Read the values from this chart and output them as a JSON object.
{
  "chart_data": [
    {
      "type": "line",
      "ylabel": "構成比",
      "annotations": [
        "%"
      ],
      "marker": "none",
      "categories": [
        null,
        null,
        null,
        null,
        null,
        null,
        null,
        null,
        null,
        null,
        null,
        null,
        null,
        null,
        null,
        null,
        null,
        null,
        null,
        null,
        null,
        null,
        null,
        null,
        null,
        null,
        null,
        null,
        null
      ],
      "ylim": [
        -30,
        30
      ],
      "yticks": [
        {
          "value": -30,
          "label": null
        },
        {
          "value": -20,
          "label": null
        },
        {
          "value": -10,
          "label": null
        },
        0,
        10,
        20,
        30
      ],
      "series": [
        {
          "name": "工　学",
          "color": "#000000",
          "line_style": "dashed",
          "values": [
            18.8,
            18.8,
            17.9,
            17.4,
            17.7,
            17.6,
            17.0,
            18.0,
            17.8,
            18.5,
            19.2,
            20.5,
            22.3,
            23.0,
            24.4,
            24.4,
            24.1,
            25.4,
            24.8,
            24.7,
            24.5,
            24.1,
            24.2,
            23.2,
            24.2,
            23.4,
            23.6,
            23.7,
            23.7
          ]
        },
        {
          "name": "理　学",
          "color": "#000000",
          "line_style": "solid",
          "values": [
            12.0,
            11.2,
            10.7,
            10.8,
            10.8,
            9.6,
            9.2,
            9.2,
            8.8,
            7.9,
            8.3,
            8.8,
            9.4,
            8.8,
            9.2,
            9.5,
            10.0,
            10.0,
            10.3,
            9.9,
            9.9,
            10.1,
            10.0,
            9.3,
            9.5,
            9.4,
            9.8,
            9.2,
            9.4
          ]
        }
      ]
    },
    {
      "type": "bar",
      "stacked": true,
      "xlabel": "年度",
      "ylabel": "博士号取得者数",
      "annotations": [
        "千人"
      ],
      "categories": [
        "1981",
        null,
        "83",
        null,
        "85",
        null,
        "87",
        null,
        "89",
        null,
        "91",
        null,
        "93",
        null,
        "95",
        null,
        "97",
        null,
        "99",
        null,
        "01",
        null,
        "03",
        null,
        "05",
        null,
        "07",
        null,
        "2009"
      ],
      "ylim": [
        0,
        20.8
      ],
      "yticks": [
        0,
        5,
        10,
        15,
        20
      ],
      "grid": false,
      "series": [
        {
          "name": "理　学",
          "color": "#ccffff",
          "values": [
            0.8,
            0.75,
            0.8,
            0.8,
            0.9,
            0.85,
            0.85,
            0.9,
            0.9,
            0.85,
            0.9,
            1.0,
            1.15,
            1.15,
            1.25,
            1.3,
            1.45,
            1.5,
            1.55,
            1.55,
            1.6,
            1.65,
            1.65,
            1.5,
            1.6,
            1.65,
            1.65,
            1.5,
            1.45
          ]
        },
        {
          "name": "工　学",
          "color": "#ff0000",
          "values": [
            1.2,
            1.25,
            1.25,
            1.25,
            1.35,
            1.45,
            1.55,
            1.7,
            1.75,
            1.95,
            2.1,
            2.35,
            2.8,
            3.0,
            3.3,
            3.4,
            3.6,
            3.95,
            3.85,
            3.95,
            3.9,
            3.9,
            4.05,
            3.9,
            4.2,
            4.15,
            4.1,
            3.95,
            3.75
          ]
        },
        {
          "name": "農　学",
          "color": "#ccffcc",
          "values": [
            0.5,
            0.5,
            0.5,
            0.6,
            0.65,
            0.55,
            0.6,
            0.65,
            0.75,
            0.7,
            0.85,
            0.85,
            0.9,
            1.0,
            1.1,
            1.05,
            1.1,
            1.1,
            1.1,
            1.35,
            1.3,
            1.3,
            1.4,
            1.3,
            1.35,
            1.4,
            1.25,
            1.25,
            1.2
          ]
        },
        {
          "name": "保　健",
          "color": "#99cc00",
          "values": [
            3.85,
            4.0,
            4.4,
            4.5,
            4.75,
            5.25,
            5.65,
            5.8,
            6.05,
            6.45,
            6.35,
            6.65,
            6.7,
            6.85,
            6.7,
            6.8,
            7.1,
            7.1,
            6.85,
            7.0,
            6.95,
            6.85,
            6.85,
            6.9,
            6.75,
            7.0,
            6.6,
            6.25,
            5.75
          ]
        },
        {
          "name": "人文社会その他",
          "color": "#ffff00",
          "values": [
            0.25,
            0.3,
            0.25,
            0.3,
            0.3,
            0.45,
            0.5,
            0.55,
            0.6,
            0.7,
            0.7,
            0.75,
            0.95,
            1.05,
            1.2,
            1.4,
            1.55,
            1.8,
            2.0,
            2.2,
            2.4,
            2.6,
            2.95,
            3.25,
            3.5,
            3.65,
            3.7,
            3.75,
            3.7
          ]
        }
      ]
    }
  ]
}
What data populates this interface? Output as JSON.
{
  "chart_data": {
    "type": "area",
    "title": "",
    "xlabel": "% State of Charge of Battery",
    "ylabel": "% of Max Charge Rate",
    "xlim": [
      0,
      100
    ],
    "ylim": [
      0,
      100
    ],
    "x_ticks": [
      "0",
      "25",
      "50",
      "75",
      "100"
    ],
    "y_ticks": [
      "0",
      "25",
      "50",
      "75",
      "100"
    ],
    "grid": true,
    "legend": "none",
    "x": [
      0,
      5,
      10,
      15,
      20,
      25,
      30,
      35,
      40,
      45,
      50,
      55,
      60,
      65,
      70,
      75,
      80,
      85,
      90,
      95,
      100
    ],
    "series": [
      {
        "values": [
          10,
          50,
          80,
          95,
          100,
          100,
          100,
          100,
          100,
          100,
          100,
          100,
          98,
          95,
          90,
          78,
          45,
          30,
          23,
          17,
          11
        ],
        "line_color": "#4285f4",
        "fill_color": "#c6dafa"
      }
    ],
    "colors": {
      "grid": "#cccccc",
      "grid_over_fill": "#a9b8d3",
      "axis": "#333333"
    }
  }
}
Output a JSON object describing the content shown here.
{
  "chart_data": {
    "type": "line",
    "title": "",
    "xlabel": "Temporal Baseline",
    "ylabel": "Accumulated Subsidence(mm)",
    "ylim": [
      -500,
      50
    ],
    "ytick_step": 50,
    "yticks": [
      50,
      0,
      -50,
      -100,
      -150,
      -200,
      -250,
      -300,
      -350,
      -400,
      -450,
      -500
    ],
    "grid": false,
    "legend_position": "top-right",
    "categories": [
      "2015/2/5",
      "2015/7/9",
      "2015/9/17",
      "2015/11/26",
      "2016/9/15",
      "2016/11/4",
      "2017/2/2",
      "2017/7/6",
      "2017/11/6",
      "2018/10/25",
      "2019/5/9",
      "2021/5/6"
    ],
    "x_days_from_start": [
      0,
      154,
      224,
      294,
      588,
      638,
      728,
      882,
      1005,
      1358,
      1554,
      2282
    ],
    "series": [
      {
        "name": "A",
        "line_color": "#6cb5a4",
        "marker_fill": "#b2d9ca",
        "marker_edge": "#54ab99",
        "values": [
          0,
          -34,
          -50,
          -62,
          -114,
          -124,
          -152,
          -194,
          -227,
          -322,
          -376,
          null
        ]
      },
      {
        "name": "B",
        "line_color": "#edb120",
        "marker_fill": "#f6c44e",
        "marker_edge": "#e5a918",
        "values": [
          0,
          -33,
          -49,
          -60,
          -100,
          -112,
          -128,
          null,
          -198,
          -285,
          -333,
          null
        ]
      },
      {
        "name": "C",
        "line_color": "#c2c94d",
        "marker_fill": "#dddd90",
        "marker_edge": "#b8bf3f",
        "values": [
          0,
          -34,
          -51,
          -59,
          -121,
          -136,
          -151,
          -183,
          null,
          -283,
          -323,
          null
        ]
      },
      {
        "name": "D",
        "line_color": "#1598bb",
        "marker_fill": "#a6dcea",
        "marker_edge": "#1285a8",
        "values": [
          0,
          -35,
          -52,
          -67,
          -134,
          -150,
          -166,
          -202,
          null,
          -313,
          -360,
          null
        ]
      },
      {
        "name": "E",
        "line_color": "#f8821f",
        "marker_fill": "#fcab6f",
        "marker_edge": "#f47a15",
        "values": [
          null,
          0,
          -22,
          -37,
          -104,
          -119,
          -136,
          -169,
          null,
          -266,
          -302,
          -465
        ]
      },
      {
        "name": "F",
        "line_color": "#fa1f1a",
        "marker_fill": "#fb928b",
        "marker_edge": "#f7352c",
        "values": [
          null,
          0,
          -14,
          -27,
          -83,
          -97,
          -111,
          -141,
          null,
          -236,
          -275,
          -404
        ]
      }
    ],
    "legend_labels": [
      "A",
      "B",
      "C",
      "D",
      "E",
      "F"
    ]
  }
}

— Work required —
Pull out all lines in the data above that include "xlabel".

— Output below —
      "xlabel": "年度",
    "xlabel": "% State of Charge of Battery",
    "xlabel": "Temporal Baseline",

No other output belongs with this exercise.